----- Listed records
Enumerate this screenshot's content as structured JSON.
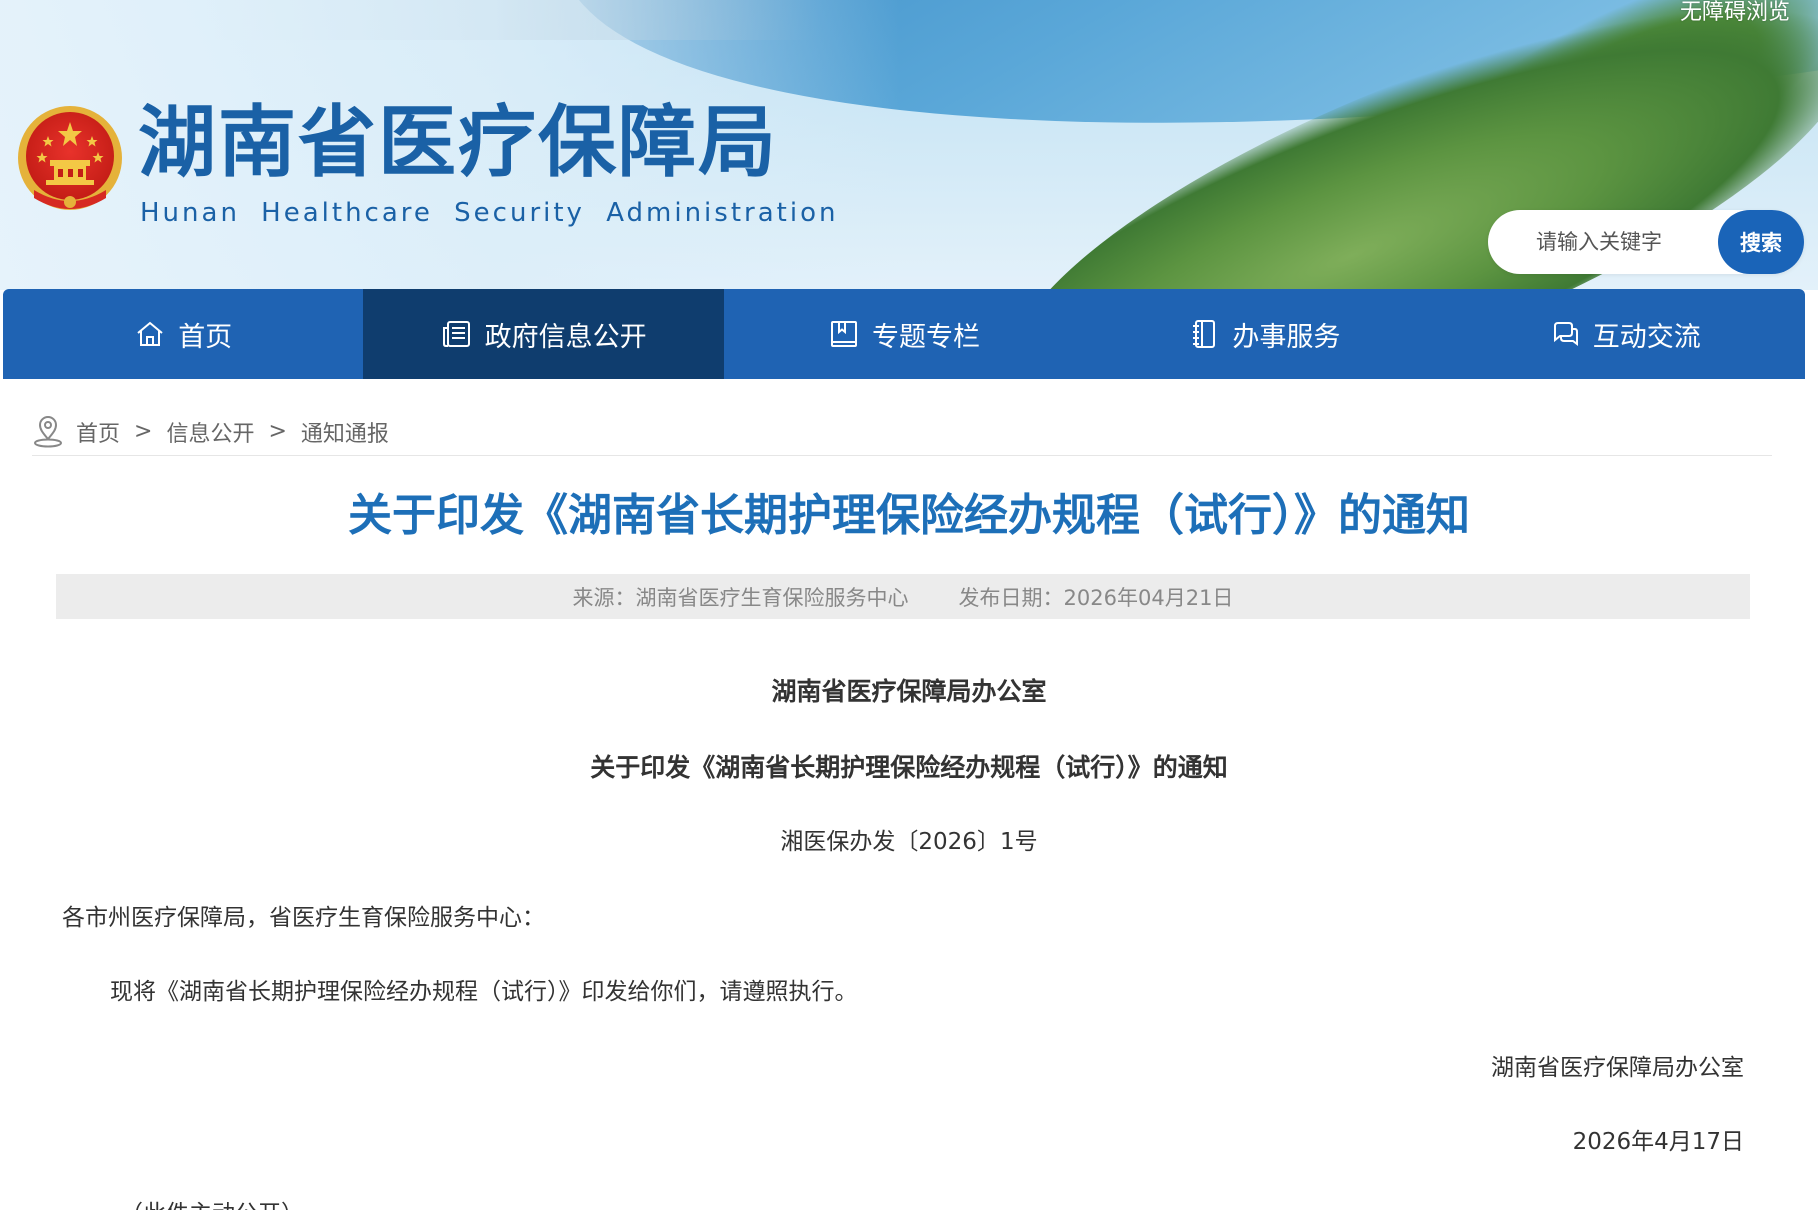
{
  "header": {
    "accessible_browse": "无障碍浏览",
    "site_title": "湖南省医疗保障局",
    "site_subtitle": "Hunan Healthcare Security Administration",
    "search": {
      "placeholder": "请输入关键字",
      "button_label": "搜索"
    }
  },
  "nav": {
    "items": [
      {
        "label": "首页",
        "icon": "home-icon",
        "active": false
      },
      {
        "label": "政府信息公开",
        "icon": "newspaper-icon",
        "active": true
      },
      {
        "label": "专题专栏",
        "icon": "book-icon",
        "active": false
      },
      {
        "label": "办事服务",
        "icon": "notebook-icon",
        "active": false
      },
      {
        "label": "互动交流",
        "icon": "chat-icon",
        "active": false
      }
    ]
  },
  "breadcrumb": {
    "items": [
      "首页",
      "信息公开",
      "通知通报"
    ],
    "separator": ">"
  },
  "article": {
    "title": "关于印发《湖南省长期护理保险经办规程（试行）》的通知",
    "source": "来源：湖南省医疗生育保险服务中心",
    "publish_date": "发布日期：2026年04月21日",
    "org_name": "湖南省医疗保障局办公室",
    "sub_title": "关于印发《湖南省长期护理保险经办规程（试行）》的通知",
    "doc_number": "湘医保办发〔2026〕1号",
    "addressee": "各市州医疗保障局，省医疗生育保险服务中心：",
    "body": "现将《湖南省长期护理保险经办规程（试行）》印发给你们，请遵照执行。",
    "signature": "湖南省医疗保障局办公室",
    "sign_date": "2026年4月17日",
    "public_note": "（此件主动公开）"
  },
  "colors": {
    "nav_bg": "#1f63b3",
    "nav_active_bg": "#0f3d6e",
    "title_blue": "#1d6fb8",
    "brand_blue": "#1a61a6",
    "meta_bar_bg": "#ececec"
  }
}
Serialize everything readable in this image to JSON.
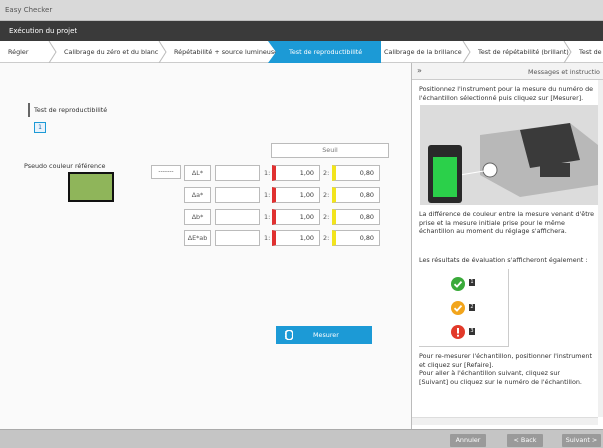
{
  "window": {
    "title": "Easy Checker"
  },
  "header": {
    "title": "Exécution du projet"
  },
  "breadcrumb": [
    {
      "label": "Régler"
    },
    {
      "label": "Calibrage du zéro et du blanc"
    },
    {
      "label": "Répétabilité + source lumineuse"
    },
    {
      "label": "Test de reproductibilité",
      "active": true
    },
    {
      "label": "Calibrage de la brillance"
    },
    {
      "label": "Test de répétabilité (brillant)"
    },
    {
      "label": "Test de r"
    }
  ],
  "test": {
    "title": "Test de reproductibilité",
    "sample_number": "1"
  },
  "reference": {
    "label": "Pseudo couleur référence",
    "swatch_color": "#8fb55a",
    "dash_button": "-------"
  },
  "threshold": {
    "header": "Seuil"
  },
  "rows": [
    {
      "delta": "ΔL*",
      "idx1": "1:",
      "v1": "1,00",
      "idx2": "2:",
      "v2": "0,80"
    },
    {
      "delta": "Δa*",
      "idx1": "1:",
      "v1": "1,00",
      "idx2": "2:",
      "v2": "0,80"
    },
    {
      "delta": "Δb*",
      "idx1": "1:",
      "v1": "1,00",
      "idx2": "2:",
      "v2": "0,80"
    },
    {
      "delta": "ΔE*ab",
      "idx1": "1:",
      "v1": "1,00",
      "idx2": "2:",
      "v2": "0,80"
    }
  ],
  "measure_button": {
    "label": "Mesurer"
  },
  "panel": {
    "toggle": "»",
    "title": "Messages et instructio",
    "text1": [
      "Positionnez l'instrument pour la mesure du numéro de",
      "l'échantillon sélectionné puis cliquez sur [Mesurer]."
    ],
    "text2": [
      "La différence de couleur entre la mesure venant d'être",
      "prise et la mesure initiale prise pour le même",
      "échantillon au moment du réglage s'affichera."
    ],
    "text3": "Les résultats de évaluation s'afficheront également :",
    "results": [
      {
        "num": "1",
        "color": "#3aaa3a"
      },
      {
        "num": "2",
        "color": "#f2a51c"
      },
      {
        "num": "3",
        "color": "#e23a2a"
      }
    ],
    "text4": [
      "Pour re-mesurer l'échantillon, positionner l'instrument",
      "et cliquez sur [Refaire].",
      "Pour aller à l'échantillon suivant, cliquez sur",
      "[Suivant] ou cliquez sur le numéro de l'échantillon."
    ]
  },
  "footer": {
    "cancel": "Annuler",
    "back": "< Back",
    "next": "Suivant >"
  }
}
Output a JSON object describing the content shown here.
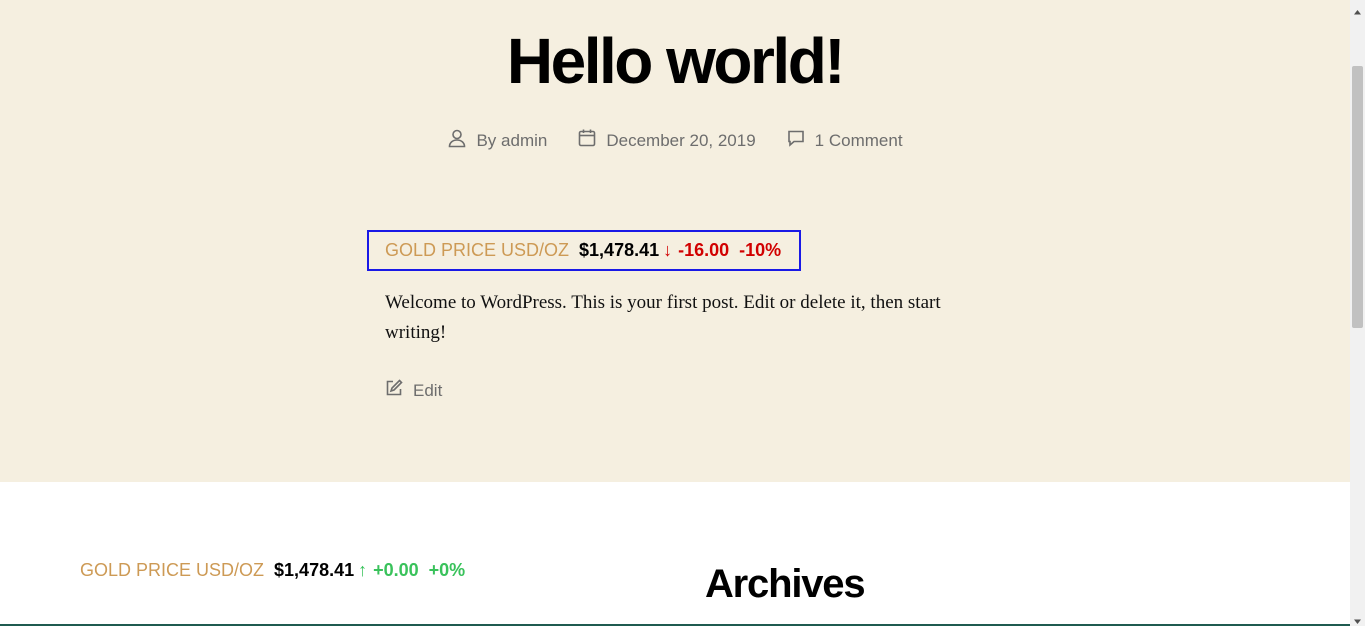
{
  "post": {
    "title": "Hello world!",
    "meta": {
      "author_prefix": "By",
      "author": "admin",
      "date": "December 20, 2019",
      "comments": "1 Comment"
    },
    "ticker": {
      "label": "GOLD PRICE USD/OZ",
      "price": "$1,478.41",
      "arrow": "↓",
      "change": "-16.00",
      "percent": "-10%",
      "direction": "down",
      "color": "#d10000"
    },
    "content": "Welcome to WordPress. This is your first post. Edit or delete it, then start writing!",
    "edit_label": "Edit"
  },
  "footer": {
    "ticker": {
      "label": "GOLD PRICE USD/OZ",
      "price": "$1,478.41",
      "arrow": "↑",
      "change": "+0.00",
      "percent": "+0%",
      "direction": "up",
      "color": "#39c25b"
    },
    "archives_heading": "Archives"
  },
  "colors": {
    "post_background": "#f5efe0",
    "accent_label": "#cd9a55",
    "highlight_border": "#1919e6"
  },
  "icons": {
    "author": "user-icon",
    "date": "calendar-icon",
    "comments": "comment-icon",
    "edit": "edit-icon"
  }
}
----------
-- Exercise prompt --
The lines to collect are those holding the string "source"; copy them all.

-- Output of the exercise --
    "source": "来源：湖南省医疗生育保险服务中心",
      "label": "Répétabilité + source lumineuse"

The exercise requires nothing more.